#### What the task requires
Look through the data for the string "background". Copy every line where it is found.

━━━━━ Information shown ━━━━━

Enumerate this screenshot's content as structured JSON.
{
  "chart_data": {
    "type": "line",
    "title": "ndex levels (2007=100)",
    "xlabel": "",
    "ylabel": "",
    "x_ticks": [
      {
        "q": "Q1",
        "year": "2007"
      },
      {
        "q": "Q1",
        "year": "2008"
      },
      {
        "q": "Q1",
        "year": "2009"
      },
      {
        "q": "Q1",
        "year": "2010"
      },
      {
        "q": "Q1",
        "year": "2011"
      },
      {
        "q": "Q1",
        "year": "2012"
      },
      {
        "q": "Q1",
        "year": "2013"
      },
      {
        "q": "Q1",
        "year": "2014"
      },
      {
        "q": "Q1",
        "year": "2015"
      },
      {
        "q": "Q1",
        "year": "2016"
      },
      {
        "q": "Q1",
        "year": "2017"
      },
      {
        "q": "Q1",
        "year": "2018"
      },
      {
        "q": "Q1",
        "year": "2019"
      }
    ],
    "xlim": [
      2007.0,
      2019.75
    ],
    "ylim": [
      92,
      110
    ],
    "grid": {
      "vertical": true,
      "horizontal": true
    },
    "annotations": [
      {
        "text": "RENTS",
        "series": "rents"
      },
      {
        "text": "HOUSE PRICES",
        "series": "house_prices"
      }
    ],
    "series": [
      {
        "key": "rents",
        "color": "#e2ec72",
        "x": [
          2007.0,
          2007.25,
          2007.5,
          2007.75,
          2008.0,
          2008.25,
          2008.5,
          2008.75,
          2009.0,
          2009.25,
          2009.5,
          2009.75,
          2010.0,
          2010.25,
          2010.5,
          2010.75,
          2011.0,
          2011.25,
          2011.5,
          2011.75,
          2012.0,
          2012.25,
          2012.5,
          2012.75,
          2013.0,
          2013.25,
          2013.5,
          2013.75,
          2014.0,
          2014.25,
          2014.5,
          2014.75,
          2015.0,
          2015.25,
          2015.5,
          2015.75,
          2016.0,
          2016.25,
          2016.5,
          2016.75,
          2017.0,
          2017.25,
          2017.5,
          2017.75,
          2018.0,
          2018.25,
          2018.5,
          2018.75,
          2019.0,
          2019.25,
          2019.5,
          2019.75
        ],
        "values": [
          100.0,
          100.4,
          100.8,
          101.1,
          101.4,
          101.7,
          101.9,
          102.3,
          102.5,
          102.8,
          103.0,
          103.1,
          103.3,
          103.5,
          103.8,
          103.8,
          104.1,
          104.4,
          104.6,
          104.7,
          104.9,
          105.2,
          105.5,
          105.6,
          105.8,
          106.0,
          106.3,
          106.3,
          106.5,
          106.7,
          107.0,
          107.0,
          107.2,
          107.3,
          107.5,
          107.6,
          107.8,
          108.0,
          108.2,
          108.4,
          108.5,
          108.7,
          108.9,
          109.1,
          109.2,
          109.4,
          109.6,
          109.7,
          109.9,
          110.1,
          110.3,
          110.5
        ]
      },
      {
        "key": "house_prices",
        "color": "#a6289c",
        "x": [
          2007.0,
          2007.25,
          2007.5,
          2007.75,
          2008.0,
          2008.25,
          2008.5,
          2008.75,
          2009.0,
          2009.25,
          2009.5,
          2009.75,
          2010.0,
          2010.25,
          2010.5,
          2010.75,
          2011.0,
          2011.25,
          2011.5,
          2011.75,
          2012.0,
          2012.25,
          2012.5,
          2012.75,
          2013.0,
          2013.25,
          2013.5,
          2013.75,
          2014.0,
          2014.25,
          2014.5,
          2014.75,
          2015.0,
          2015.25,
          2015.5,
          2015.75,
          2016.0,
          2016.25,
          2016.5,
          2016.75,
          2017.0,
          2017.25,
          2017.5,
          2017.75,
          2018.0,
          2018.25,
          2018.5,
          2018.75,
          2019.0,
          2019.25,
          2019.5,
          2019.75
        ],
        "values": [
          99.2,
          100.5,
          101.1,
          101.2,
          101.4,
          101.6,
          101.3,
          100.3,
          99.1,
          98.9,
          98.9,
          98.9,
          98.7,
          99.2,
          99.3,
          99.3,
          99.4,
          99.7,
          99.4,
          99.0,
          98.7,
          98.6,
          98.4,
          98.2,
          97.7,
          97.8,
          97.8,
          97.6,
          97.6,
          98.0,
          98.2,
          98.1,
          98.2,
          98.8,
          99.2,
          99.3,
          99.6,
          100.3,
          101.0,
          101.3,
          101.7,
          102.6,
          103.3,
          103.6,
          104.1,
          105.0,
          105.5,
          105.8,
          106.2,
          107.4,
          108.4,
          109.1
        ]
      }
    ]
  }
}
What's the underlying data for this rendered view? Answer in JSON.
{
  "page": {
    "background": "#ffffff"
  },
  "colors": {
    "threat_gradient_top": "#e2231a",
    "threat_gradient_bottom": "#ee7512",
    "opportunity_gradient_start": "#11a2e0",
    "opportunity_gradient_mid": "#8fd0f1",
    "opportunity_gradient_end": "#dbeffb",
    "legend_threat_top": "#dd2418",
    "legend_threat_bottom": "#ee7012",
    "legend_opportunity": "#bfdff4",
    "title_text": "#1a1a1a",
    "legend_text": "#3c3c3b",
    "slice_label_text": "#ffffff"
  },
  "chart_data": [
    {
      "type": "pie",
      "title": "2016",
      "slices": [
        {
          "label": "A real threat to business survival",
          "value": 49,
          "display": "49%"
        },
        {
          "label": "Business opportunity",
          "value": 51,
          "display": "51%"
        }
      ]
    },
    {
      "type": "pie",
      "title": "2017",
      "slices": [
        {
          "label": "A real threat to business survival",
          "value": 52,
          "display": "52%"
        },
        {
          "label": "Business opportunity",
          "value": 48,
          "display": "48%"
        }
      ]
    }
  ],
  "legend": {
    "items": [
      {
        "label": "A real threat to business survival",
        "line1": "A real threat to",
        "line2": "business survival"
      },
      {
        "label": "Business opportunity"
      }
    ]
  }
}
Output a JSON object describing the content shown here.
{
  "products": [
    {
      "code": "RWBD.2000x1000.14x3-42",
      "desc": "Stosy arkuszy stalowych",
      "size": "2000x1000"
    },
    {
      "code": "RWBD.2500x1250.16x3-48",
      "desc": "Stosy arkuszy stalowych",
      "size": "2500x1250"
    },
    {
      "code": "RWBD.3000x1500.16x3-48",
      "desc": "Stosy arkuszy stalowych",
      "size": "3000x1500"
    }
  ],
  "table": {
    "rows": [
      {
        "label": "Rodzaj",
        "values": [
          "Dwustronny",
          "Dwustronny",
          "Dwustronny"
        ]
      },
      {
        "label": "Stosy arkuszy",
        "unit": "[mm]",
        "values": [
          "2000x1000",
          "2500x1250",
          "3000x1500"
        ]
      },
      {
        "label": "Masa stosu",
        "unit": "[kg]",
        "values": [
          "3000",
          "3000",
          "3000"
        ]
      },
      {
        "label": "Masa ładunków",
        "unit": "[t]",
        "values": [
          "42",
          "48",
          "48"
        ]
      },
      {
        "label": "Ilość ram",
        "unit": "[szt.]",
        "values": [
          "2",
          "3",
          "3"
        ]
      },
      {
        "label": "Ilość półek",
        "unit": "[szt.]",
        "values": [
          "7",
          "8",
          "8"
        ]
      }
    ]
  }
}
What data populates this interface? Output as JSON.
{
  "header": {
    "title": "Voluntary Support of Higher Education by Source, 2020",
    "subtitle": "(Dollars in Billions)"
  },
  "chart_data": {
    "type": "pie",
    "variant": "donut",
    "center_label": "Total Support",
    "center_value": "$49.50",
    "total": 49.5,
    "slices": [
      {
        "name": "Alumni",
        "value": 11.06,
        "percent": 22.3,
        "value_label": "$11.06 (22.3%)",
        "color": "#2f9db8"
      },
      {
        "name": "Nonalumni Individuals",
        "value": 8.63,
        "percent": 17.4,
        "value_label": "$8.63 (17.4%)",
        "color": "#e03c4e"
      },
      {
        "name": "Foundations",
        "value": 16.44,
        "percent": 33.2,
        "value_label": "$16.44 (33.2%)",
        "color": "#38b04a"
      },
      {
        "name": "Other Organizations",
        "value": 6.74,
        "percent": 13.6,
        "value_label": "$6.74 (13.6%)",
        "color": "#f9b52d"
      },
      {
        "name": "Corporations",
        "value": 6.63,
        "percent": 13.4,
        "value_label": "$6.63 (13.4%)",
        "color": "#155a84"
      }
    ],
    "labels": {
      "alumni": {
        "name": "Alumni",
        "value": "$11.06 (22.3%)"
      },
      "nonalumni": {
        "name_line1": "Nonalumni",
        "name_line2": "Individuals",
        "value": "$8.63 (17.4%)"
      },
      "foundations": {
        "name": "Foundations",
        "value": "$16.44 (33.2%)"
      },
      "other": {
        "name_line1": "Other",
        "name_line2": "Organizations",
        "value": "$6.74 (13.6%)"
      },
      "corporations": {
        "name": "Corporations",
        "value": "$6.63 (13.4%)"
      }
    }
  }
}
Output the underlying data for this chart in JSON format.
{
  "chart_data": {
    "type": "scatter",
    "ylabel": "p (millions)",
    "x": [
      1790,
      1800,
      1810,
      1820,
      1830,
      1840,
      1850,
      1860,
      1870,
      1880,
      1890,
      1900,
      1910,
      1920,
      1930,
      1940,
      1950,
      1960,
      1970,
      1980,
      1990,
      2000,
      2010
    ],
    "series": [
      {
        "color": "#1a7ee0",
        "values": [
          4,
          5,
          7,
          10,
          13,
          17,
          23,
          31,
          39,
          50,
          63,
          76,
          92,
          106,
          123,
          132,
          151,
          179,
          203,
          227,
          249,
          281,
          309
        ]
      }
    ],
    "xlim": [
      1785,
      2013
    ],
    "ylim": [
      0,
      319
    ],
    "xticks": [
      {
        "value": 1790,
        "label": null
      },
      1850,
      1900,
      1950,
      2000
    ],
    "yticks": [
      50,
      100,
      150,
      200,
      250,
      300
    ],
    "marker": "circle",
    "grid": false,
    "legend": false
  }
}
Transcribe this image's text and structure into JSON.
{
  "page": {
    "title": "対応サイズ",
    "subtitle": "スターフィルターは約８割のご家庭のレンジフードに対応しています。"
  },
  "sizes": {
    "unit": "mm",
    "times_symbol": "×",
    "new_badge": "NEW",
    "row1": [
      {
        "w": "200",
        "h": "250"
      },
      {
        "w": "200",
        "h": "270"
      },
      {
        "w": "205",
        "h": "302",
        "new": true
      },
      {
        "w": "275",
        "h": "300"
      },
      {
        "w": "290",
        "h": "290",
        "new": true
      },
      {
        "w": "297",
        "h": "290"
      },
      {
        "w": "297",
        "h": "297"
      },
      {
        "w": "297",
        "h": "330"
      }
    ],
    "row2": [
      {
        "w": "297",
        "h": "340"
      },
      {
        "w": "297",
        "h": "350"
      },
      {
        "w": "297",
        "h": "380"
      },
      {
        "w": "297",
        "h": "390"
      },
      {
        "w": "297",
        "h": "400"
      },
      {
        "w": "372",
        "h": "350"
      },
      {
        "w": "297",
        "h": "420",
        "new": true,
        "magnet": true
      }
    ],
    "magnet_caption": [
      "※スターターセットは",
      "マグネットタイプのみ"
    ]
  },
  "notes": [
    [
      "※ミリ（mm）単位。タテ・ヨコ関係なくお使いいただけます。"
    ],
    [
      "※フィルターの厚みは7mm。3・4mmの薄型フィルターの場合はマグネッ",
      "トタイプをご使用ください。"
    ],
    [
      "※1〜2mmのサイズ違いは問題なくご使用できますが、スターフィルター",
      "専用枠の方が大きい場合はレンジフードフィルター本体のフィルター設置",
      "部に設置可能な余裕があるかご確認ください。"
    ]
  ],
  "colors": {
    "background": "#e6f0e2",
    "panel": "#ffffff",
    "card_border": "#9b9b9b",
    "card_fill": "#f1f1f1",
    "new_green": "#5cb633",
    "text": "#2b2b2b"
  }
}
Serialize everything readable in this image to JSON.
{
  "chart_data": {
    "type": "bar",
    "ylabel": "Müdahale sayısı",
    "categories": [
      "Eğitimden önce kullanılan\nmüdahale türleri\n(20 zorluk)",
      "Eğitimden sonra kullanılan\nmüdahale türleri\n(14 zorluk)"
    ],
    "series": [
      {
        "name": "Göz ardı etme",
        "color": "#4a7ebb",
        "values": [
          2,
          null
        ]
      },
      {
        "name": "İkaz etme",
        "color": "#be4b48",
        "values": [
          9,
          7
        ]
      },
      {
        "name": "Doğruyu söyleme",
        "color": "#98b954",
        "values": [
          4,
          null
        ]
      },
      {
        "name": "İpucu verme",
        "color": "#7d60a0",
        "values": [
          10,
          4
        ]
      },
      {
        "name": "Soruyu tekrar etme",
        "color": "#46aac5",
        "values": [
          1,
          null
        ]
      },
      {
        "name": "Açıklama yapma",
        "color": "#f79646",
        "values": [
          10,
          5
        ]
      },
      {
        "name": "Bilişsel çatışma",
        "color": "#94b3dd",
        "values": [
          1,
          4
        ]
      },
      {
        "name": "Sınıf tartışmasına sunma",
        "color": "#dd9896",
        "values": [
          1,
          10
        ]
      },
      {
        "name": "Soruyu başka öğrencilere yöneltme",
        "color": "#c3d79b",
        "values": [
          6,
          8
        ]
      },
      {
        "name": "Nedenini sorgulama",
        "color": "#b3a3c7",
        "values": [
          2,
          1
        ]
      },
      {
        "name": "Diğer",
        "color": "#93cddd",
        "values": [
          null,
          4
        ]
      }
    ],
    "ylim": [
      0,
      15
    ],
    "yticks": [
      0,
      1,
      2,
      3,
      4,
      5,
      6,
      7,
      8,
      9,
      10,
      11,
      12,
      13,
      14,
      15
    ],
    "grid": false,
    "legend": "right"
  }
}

━━━━━

#### Solution for this problem
    "background": "#ffffff"
    "background": "#e6f0e2",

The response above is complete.